___ DATA FOR THIS EXERCISE

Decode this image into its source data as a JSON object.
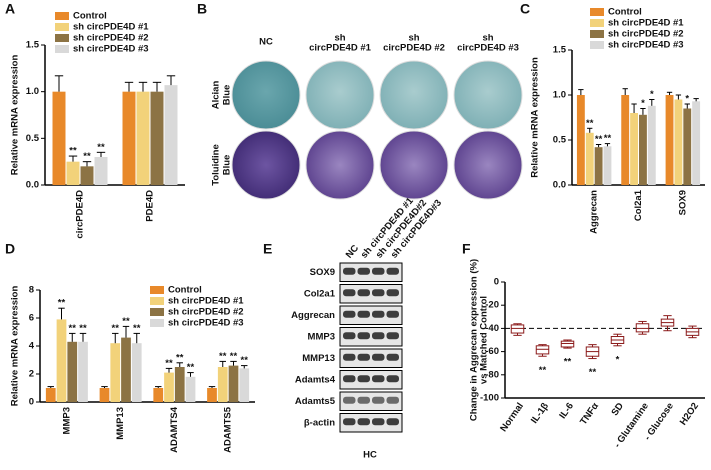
{
  "chart_data": [
    {
      "type": "bar",
      "panel": "A",
      "ylabel": "Relative mRNA expression",
      "categories": [
        "circPDE4D",
        "PDE4D"
      ],
      "ylim": [
        0,
        1.5
      ],
      "yticks": [
        {
          "value": 0,
          "label": "0.0"
        },
        0.5,
        {
          "value": 1,
          "label": "1.0"
        },
        1.5
      ],
      "legend": "upper left",
      "series": [
        {
          "name": "Control",
          "color": "#e8892a",
          "values": [
            1.0,
            1.0
          ],
          "errors": [
            0.17,
            0.1
          ],
          "sig": [
            null,
            null
          ]
        },
        {
          "name": "sh circPDE4D #1",
          "color": "#f2d27a",
          "values": [
            0.25,
            1.0
          ],
          "errors": [
            0.06,
            0.1
          ],
          "sig": [
            "**",
            null
          ]
        },
        {
          "name": "sh circPDE4D #2",
          "color": "#8c7344",
          "values": [
            0.2,
            1.0
          ],
          "errors": [
            0.05,
            0.1
          ],
          "sig": [
            "**",
            null
          ]
        },
        {
          "name": "sh circPDE4D #3",
          "color": "#d9d9d9",
          "values": [
            0.3,
            1.07
          ],
          "errors": [
            0.05,
            0.1
          ],
          "sig": [
            "**",
            null
          ]
        }
      ]
    },
    {
      "type": "bar",
      "panel": "C",
      "ylabel": "Relative mRNA expression",
      "categories": [
        "Aggrecan",
        "Col2a1",
        "SOX9"
      ],
      "ylim": [
        0,
        1.5
      ],
      "yticks": [
        {
          "value": 0,
          "label": "0.0"
        },
        0.5,
        {
          "value": 1,
          "label": "1.0"
        },
        1.5
      ],
      "legend": "upper right",
      "series": [
        {
          "name": "Control",
          "color": "#e8892a",
          "values": [
            1.0,
            1.0,
            1.0
          ],
          "errors": [
            0.06,
            0.07,
            0.03
          ],
          "sig": [
            null,
            null,
            null
          ]
        },
        {
          "name": "sh circPDE4D #1",
          "color": "#f2d27a",
          "values": [
            0.58,
            0.8,
            0.95
          ],
          "errors": [
            0.05,
            0.1,
            0.05
          ],
          "sig": [
            "**",
            null,
            null
          ]
        },
        {
          "name": "sh circPDE4D #2",
          "color": "#8c7344",
          "values": [
            0.42,
            0.78,
            0.85
          ],
          "errors": [
            0.03,
            0.07,
            0.05
          ],
          "sig": [
            "**",
            "*",
            "*"
          ]
        },
        {
          "name": "sh circPDE4D #3",
          "color": "#d9d9d9",
          "values": [
            0.43,
            0.88,
            0.93
          ],
          "errors": [
            0.03,
            0.07,
            0.03
          ],
          "sig": [
            "**",
            "*",
            null
          ]
        }
      ]
    },
    {
      "type": "bar",
      "panel": "D",
      "ylabel": "Relative mRNA expression",
      "categories": [
        "MMP3",
        "MMP13",
        "ADAMTS4",
        "ADAMTS5"
      ],
      "ylim": [
        0,
        8
      ],
      "yticks": [
        0,
        2,
        4,
        6,
        8
      ],
      "legend": "upper right",
      "series": [
        {
          "name": "Control",
          "color": "#e8892a",
          "values": [
            1,
            1,
            1,
            1
          ],
          "errors": [
            0.1,
            0.1,
            0.1,
            0.1
          ],
          "sig": [
            null,
            null,
            null,
            null
          ]
        },
        {
          "name": "sh circPDE4D #1",
          "color": "#f2d27a",
          "values": [
            5.9,
            4.2,
            2.1,
            2.5
          ],
          "errors": [
            0.8,
            0.7,
            0.3,
            0.4
          ],
          "sig": [
            "**",
            "**",
            "**",
            "**"
          ]
        },
        {
          "name": "sh circPDE4D #2",
          "color": "#8c7344",
          "values": [
            4.3,
            4.6,
            2.5,
            2.6
          ],
          "errors": [
            0.6,
            0.8,
            0.3,
            0.3
          ],
          "sig": [
            "**",
            "**",
            "**",
            "**"
          ]
        },
        {
          "name": "sh circPDE4D #3",
          "color": "#d9d9d9",
          "values": [
            4.3,
            4.2,
            1.8,
            2.4
          ],
          "errors": [
            0.6,
            0.7,
            0.3,
            0.2
          ],
          "sig": [
            "**",
            "**",
            "**",
            "**"
          ]
        }
      ]
    },
    {
      "type": "box",
      "panel": "F",
      "ylabel": [
        "Change in Aggrecan expression (%)",
        "vs Matched Control"
      ],
      "categories": [
        "Normal",
        "IL-1β",
        "IL-6",
        "TNFα",
        "SD",
        "- Glutamine",
        "- Glucose",
        "H2O2"
      ],
      "ylim": [
        -100,
        0
      ],
      "yticks": [
        -100,
        -80,
        -60,
        -40,
        -20,
        0
      ],
      "color": "#8b1a1a",
      "ref_line": -40,
      "boxes": [
        {
          "min": -46,
          "q1": -44,
          "median": -40,
          "q3": -37,
          "max": -36
        },
        {
          "min": -64,
          "q1": -62,
          "median": -58,
          "q3": -55,
          "max": -54
        },
        {
          "min": -57,
          "q1": -56,
          "median": -53,
          "q3": -51,
          "max": -50
        },
        {
          "min": -66,
          "q1": -64,
          "median": -60,
          "q3": -56,
          "max": -54
        },
        {
          "min": -55,
          "q1": -53,
          "median": -50,
          "q3": -47,
          "max": -45
        },
        {
          "min": -45,
          "q1": -43,
          "median": -40,
          "q3": -36,
          "max": -34
        },
        {
          "min": -42,
          "q1": -38,
          "median": -35,
          "q3": -32,
          "max": -29
        },
        {
          "min": -48,
          "q1": -46,
          "median": -43,
          "q3": -40,
          "max": -38
        }
      ],
      "sig": [
        null,
        "**",
        "**",
        "**",
        "*",
        null,
        null,
        null
      ]
    }
  ],
  "panel_b": {
    "panel": "B",
    "columns": [
      [
        "NC"
      ],
      [
        "sh",
        "circPDE4D #1"
      ],
      [
        "sh",
        "circPDE4D #2"
      ],
      [
        "sh",
        "circPDE4D #3"
      ]
    ],
    "rows": [
      [
        "Alcian",
        "Blue"
      ],
      [
        "Toluidine",
        "Blue"
      ]
    ]
  },
  "panel_e": {
    "panel": "E",
    "lanes": [
      "NC",
      "sh circPDE4D #1",
      "sh circPDE4D#2",
      "sh circPDE4D#3"
    ],
    "proteins": [
      "SOX9",
      "Col2a1",
      "Aggrecan",
      "MMP3",
      "MMP13",
      "Adamts4",
      "Adamts5",
      "β-actin"
    ],
    "caption": "HC"
  }
}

______

WHAT THIS TASK INVOLVES
Lines above that contain the string "median" make up the answer.

COMPLETED EXERCISE
          "median": -40,
          "median": -58,
          "median": -53,
          "median": -60,
          "median": -50,
          "median": -40,
          "median": -35,
          "median": -43,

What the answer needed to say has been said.